Go through the entries below and count the lines holding the word "removed". Reply with only the number, please.

_Listing:_
## begin

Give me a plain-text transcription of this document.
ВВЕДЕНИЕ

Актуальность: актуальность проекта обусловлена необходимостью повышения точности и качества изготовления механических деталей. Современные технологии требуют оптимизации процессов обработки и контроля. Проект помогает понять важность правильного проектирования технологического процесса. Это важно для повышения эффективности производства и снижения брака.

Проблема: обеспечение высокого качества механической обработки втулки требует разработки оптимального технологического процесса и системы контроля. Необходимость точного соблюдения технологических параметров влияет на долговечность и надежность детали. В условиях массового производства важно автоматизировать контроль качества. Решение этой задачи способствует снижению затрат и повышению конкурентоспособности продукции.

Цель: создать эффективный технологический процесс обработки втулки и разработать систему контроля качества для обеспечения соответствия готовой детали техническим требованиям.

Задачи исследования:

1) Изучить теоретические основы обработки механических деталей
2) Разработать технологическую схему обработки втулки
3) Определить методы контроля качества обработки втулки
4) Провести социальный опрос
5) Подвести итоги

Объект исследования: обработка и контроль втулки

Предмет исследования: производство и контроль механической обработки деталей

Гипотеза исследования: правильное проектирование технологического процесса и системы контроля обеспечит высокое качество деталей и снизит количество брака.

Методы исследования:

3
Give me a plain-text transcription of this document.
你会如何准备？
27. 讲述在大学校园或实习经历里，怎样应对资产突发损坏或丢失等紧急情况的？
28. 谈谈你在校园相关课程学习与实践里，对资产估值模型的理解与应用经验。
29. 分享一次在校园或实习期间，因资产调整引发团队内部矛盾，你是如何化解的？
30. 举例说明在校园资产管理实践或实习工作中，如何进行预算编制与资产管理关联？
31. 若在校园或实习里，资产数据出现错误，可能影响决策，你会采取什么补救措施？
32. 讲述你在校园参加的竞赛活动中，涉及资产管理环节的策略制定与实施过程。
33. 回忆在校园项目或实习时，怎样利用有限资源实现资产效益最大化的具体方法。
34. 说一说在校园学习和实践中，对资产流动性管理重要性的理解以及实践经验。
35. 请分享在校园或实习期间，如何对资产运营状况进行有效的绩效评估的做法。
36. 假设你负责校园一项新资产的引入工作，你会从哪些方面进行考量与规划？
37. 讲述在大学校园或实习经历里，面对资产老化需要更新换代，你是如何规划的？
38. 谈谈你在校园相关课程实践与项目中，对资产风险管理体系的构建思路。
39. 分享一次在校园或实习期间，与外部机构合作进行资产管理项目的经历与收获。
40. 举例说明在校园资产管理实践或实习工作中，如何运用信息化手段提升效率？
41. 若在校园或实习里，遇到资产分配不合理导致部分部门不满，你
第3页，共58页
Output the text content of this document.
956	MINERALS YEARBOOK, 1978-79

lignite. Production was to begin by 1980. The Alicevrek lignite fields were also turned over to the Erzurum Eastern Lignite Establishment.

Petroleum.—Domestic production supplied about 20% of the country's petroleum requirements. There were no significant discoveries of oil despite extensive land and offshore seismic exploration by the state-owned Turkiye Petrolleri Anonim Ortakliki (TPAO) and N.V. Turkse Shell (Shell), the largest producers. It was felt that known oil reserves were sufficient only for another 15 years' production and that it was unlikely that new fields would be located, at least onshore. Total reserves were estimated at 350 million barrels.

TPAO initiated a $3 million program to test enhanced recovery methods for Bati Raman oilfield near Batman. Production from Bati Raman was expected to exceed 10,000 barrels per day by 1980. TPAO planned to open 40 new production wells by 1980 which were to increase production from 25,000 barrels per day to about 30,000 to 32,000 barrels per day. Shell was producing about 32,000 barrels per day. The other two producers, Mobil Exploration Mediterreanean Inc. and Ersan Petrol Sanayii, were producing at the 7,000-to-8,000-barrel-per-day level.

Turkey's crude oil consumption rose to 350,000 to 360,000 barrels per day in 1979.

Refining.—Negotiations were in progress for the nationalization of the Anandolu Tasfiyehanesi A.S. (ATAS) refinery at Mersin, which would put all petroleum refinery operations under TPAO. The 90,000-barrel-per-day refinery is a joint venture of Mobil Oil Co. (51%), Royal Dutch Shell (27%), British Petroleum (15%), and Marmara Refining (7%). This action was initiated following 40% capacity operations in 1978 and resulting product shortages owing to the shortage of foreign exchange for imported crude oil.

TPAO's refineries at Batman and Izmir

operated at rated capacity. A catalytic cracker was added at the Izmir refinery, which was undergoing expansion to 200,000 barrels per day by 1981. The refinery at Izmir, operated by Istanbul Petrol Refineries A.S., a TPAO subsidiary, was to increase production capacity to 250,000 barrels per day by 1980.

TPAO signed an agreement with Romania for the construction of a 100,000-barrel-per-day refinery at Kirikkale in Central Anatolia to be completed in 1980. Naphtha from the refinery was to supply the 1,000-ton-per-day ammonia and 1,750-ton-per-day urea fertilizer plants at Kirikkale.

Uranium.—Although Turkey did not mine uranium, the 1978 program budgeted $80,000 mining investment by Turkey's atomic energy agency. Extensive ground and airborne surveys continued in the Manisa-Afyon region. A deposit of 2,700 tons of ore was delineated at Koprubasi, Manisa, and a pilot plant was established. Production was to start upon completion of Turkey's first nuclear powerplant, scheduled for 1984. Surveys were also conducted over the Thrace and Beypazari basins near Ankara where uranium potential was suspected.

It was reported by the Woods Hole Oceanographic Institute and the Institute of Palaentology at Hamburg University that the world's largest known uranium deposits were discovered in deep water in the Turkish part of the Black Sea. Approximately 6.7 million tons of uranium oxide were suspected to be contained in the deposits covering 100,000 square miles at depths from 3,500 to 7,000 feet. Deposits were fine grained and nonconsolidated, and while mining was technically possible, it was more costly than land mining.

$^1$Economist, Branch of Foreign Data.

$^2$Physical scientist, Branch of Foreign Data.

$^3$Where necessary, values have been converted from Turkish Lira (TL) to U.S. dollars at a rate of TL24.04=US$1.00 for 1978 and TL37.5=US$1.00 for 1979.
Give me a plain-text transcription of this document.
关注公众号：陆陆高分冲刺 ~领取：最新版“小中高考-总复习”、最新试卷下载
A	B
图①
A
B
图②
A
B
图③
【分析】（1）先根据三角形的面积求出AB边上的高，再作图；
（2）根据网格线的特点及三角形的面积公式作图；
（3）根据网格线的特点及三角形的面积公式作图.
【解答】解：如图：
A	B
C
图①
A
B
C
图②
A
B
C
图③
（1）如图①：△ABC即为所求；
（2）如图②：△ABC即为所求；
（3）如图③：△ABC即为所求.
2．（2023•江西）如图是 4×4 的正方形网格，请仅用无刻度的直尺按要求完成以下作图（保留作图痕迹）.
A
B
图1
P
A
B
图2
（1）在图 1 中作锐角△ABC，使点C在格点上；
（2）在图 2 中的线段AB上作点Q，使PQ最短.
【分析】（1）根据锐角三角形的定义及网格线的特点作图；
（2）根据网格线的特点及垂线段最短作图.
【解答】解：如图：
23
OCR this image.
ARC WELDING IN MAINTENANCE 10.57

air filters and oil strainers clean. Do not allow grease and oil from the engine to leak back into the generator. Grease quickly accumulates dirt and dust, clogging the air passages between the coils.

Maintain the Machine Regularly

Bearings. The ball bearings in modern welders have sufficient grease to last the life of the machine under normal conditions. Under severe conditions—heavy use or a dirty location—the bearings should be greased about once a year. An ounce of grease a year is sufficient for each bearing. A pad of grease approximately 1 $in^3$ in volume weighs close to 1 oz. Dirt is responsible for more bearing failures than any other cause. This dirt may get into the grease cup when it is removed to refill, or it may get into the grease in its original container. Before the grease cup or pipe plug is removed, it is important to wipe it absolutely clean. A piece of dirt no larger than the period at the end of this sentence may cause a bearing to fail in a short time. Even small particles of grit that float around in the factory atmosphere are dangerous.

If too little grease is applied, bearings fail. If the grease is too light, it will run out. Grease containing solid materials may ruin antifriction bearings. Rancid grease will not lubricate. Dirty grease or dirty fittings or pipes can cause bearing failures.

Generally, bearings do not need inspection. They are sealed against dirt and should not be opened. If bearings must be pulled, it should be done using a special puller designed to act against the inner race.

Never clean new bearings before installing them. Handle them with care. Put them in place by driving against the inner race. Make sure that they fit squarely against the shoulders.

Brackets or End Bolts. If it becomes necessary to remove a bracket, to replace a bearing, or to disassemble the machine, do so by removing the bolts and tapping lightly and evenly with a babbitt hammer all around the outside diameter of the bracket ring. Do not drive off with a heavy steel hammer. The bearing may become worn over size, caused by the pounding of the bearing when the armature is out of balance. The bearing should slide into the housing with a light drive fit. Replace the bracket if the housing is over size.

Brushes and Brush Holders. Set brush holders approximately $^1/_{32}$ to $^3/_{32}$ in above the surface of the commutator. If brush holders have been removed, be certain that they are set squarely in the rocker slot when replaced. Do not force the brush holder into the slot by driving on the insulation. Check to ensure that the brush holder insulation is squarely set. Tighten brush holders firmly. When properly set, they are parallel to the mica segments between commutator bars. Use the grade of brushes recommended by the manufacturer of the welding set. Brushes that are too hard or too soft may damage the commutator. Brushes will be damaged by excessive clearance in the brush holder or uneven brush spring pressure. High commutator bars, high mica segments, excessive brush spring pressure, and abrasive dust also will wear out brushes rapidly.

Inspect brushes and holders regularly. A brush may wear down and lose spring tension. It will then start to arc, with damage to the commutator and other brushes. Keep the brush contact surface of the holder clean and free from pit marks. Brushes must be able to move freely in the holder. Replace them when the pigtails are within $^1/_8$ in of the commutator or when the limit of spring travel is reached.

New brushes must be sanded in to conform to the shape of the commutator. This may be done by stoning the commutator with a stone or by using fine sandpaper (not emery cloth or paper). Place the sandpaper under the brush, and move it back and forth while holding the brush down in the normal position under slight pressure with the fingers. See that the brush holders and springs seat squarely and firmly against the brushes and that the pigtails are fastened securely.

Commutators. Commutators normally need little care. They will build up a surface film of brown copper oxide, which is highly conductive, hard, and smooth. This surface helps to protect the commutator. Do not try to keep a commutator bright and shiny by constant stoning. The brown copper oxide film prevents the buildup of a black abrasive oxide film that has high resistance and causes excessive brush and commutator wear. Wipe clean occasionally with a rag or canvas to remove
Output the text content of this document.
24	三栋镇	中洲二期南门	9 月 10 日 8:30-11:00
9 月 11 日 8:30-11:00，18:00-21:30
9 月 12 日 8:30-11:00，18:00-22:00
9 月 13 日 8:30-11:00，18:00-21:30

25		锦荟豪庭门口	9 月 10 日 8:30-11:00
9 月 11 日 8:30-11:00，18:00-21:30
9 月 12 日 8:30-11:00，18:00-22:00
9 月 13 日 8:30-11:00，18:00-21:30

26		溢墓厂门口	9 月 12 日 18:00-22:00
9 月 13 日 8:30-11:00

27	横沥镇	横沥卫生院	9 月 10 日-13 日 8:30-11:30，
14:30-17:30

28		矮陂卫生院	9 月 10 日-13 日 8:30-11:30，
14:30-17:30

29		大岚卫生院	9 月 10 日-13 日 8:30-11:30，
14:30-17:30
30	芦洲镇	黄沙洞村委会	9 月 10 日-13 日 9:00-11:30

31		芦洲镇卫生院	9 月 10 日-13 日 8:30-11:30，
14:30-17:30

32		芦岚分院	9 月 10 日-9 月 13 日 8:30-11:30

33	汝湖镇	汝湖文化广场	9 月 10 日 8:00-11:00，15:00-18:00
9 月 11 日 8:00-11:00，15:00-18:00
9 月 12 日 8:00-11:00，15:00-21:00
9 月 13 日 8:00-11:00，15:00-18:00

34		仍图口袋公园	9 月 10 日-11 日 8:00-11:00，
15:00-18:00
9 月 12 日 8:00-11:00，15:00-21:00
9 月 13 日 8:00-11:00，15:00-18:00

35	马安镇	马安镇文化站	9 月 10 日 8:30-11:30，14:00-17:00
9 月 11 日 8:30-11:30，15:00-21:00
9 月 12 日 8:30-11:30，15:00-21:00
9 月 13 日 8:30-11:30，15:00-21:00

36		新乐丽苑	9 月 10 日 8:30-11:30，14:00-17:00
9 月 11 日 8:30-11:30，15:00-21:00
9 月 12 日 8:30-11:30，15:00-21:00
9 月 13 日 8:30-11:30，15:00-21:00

## end

_Task answer:_
2